# Set problem:
Your task is to copy the listing exactly. Drop any pictures from the copy.

# Available records:
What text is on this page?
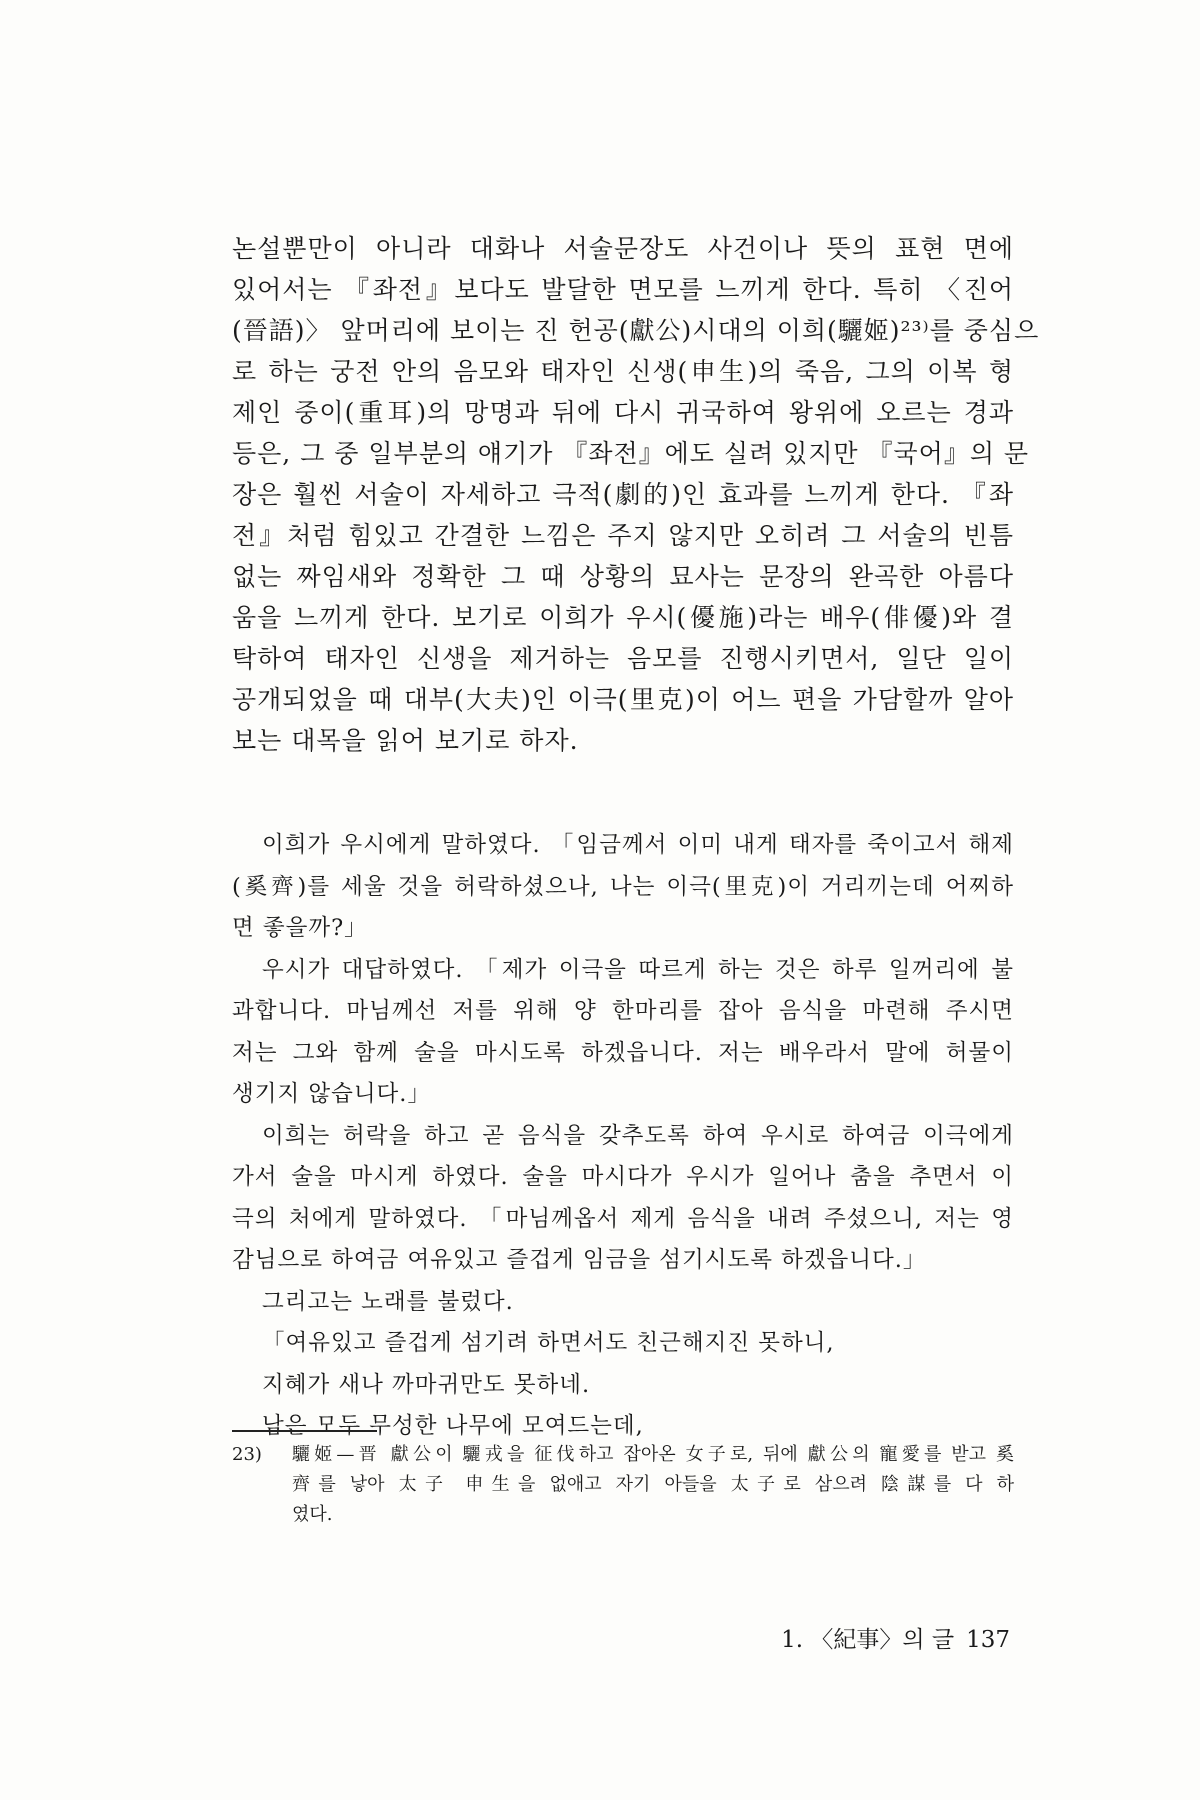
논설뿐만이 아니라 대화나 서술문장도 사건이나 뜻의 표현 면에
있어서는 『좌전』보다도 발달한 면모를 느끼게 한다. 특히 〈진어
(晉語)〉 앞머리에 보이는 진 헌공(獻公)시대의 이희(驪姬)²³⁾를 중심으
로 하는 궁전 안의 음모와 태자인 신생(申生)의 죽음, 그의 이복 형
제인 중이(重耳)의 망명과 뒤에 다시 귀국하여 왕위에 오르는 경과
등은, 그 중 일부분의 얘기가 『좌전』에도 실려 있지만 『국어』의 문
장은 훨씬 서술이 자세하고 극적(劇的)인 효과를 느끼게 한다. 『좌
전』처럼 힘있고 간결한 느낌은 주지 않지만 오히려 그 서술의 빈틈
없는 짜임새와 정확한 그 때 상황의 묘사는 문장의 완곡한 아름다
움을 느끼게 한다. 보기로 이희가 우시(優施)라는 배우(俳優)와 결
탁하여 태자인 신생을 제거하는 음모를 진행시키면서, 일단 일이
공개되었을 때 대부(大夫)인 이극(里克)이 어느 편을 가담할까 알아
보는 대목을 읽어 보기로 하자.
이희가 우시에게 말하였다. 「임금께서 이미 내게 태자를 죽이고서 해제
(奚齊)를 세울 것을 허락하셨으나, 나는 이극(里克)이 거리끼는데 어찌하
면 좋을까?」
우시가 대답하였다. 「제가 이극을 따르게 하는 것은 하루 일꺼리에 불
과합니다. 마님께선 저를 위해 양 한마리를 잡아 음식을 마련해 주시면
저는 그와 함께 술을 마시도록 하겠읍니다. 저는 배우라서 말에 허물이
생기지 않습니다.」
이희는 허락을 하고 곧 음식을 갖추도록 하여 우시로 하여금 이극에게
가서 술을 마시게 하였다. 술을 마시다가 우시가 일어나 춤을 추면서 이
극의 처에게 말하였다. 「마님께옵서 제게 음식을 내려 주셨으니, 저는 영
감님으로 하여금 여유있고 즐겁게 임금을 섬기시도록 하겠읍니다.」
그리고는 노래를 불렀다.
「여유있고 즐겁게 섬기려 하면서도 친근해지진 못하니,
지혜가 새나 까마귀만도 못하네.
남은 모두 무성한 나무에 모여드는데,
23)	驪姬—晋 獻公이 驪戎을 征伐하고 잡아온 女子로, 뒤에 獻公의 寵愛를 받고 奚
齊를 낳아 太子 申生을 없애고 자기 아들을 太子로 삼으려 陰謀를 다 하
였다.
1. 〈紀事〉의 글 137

# Task solution:
What text is on this page?
논설뿐만이 아니라 대화나 서술문장도 사건이나 뜻의 표현 면에
있어서는 『좌전』보다도 발달한 면모를 느끼게 한다. 특히 〈진어
(晉語)〉 앞머리에 보이는 진 헌공(獻公)시대의 이희(驪姬)²³⁾를 중심으
로 하는 궁전 안의 음모와 태자인 신생(申生)의 죽음, 그의 이복 형
제인 중이(重耳)의 망명과 뒤에 다시 귀국하여 왕위에 오르는 경과
등은, 그 중 일부분의 얘기가 『좌전』에도 실려 있지만 『국어』의 문
장은 훨씬 서술이 자세하고 극적(劇的)인 효과를 느끼게 한다. 『좌
전』처럼 힘있고 간결한 느낌은 주지 않지만 오히려 그 서술의 빈틈
없는 짜임새와 정확한 그 때 상황의 묘사는 문장의 완곡한 아름다
움을 느끼게 한다. 보기로 이희가 우시(優施)라는 배우(俳優)와 결
탁하여 태자인 신생을 제거하는 음모를 진행시키면서, 일단 일이
공개되었을 때 대부(大夫)인 이극(里克)이 어느 편을 가담할까 알아
보는 대목을 읽어 보기로 하자.
이희가 우시에게 말하였다. 「임금께서 이미 내게 태자를 죽이고서 해제
(奚齊)를 세울 것을 허락하셨으나, 나는 이극(里克)이 거리끼는데 어찌하
면 좋을까?」
우시가 대답하였다. 「제가 이극을 따르게 하는 것은 하루 일꺼리에 불
과합니다. 마님께선 저를 위해 양 한마리를 잡아 음식을 마련해 주시면
저는 그와 함께 술을 마시도록 하겠읍니다. 저는 배우라서 말에 허물이
생기지 않습니다.」
이희는 허락을 하고 곧 음식을 갖추도록 하여 우시로 하여금 이극에게
가서 술을 마시게 하였다. 술을 마시다가 우시가 일어나 춤을 추면서 이
극의 처에게 말하였다. 「마님께옵서 제게 음식을 내려 주셨으니, 저는 영
감님으로 하여금 여유있고 즐겁게 임금을 섬기시도록 하겠읍니다.」
그리고는 노래를 불렀다.
「여유있고 즐겁게 섬기려 하면서도 친근해지진 못하니,
지혜가 새나 까마귀만도 못하네.
남은 모두 무성한 나무에 모여드는데,
23)	驪姬—晋 獻公이 驪戎을 征伐하고 잡아온 女子로, 뒤에 獻公의 寵愛를 받고 奚
齊를 낳아 太子 申生을 없애고 자기 아들을 太子로 삼으려 陰謀를 다 하
였다.
1. 〈紀事〉의 글 137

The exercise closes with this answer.